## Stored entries
——————————

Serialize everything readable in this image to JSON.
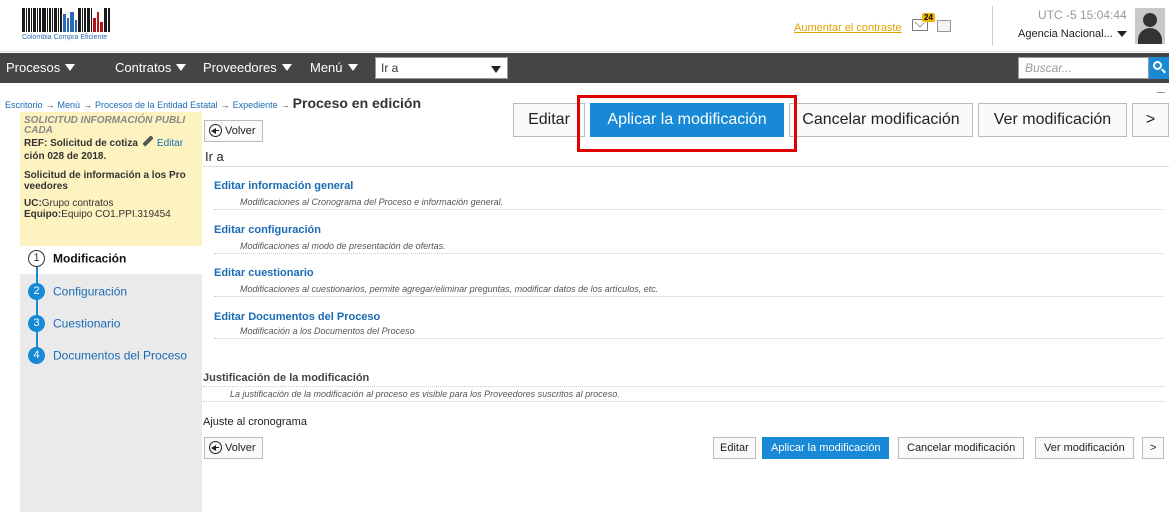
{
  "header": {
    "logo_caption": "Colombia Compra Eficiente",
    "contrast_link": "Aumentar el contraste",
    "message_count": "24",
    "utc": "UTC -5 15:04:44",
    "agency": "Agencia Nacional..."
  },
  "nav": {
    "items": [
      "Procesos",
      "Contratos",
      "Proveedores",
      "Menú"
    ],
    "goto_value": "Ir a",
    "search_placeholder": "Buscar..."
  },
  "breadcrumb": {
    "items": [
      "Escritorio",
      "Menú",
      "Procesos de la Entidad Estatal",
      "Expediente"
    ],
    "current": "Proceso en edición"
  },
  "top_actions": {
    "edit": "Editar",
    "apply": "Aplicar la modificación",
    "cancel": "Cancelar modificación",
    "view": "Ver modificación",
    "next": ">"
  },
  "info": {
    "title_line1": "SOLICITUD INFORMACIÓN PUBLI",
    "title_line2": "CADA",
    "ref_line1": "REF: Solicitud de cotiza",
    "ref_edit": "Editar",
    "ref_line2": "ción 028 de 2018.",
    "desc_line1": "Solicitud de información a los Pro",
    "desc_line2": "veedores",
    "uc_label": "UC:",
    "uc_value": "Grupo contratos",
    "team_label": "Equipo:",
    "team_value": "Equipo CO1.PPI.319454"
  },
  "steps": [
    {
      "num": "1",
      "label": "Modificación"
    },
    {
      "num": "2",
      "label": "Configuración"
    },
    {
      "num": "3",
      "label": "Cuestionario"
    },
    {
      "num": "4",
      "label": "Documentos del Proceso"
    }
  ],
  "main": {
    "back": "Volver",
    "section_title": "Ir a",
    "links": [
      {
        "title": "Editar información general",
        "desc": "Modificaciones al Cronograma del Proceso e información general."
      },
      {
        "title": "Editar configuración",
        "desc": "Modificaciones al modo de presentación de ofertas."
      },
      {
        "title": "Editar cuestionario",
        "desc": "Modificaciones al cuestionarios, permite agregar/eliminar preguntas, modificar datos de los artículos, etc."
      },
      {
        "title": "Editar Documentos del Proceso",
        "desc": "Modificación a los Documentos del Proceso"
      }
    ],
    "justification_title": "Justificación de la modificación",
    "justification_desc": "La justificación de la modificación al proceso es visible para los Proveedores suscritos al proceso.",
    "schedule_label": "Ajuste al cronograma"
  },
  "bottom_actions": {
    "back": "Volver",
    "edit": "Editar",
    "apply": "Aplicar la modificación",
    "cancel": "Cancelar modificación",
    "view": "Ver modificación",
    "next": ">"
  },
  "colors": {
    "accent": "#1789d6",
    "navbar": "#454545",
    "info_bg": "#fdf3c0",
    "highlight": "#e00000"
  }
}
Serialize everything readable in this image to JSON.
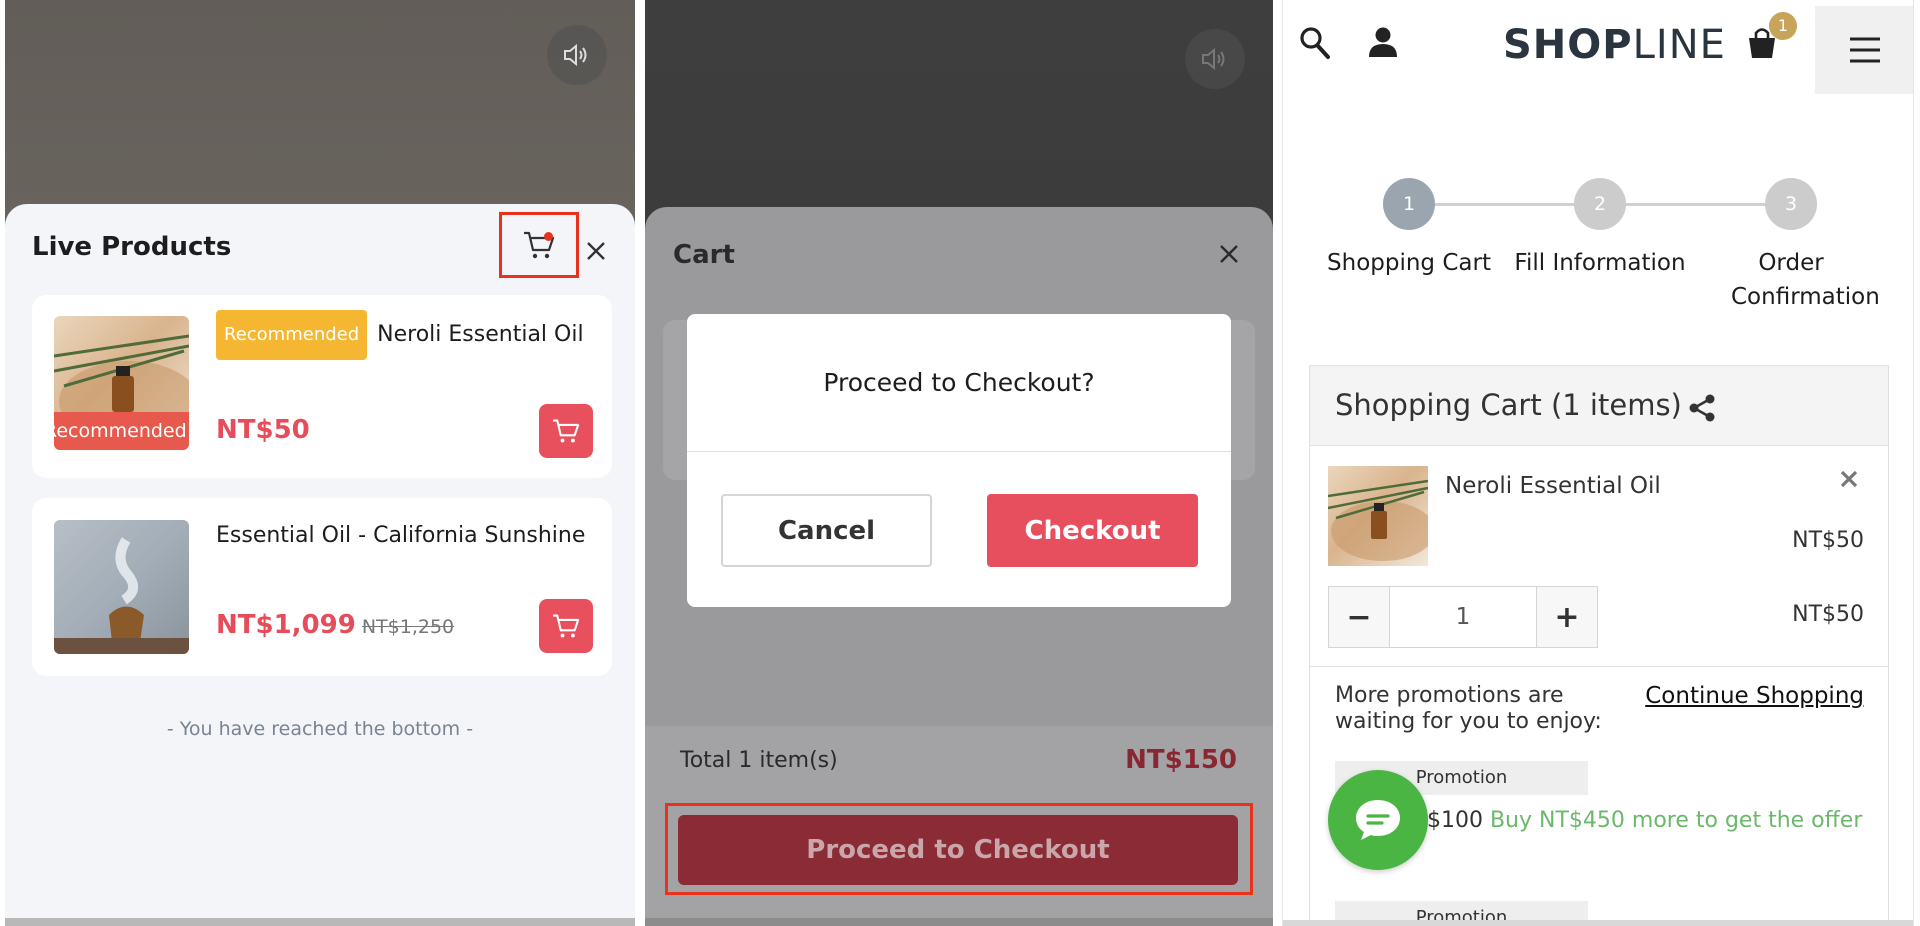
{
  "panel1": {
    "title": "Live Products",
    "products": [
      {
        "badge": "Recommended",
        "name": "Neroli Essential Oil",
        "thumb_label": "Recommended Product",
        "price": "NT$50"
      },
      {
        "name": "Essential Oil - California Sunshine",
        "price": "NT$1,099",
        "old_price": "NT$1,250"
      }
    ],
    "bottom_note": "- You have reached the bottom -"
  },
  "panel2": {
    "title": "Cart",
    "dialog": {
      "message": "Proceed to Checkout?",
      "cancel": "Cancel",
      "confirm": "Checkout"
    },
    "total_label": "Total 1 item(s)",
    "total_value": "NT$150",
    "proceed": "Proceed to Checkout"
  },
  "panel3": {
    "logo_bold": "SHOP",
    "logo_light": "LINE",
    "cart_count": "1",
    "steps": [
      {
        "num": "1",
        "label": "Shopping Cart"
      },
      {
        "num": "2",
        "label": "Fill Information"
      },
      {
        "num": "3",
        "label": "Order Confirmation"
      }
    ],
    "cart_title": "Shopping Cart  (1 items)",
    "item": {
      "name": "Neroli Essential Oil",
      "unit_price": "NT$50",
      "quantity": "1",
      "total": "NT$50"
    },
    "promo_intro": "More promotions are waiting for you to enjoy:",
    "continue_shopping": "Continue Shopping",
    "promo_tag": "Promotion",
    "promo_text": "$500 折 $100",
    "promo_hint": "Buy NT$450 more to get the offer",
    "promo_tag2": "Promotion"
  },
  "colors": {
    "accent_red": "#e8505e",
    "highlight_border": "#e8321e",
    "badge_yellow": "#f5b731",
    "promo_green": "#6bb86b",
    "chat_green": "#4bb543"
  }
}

——————————

The records above need to be given again exactly. Omit the pictures.

Serialize everything readable in this image to JSON.
{
  "header": {
    "logo_caption": "Colombia Compra Eficiente",
    "contrast_link": "Aumentar el contraste",
    "message_count": "24",
    "utc": "UTC -5 15:04:44",
    "agency": "Agencia Nacional..."
  },
  "nav": {
    "items": [
      "Procesos",
      "Contratos",
      "Proveedores",
      "Menú"
    ],
    "goto_value": "Ir a",
    "search_placeholder": "Buscar..."
  },
  "breadcrumb": {
    "items": [
      "Escritorio",
      "Menú",
      "Procesos de la Entidad Estatal",
      "Expediente"
    ],
    "current": "Proceso en edición"
  },
  "top_actions": {
    "edit": "Editar",
    "apply": "Aplicar la modificación",
    "cancel": "Cancelar modificación",
    "view": "Ver modificación",
    "next": ">"
  },
  "info": {
    "title_line1": "SOLICITUD INFORMACIÓN PUBLI",
    "title_line2": "CADA",
    "ref_line1": "REF: Solicitud de cotiza",
    "ref_edit": "Editar",
    "ref_line2": "ción 028 de 2018.",
    "desc_line1": "Solicitud de información a los Pro",
    "desc_line2": "veedores",
    "uc_label": "UC:",
    "uc_value": "Grupo contratos",
    "team_label": "Equipo:",
    "team_value": "Equipo CO1.PPI.319454"
  },
  "steps": [
    {
      "num": "1",
      "label": "Modificación"
    },
    {
      "num": "2",
      "label": "Configuración"
    },
    {
      "num": "3",
      "label": "Cuestionario"
    },
    {
      "num": "4",
      "label": "Documentos del Proceso"
    }
  ],
  "main": {
    "back": "Volver",
    "section_title": "Ir a",
    "links": [
      {
        "title": "Editar información general",
        "desc": "Modificaciones al Cronograma del Proceso e información general."
      },
      {
        "title": "Editar configuración",
        "desc": "Modificaciones al modo de presentación de ofertas."
      },
      {
        "title": "Editar cuestionario",
        "desc": "Modificaciones al cuestionarios, permite agregar/eliminar preguntas, modificar datos de los artículos, etc."
      },
      {
        "title": "Editar Documentos del Proceso",
        "desc": "Modificación a los Documentos del Proceso"
      }
    ],
    "justification_title": "Justificación de la modificación",
    "justification_desc": "La justificación de la modificación al proceso es visible para los Proveedores suscritos al proceso.",
    "schedule_label": "Ajuste al cronograma"
  },
  "bottom_actions": {
    "back": "Volver",
    "edit": "Editar",
    "apply": "Aplicar la modificación",
    "cancel": "Cancelar modificación",
    "view": "Ver modificación",
    "next": ">"
  },
  "colors": {
    "accent": "#1789d6",
    "navbar": "#454545",
    "info_bg": "#fdf3c0",
    "highlight": "#e00000"
  }
}
Serialize everything readable in this image to JSON.
{
  "panel1": {
    "title": "Live Products",
    "products": [
      {
        "badge": "Recommended",
        "name": "Neroli Essential Oil",
        "thumb_label": "Recommended Product",
        "price": "NT$50"
      },
      {
        "name": "Essential Oil - California Sunshine",
        "price": "NT$1,099",
        "old_price": "NT$1,250"
      }
    ],
    "bottom_note": "- You have reached the bottom -"
  },
  "panel2": {
    "title": "Cart",
    "dialog": {
      "message": "Proceed to Checkout?",
      "cancel": "Cancel",
      "confirm": "Checkout"
    },
    "total_label": "Total 1 item(s)",
    "total_value": "NT$150",
    "proceed": "Proceed to Checkout"
  },
  "panel3": {
    "logo_bold": "SHOP",
    "logo_light": "LINE",
    "cart_count": "1",
    "steps": [
      {
        "num": "1",
        "label": "Shopping Cart"
      },
      {
        "num": "2",
        "label": "Fill Information"
      },
      {
        "num": "3",
        "label": "Order Confirmation"
      }
    ],
    "cart_title": "Shopping Cart  (1 items)",
    "item": {
      "name": "Neroli Essential Oil",
      "unit_price": "NT$50",
      "quantity": "1",
      "total": "NT$50"
    },
    "promo_intro": "More promotions are waiting for you to enjoy:",
    "continue_shopping": "Continue Shopping",
    "promo_tag": "Promotion",
    "promo_text": "$500 折 $100",
    "promo_hint": "Buy NT$450 more to get the offer",
    "promo_tag2": "Promotion"
  },
  "colors": {
    "accent_red": "#e8505e",
    "highlight_border": "#e8321e",
    "badge_yellow": "#f5b731",
    "promo_green": "#6bb86b",
    "chat_green": "#4bb543"
  }
}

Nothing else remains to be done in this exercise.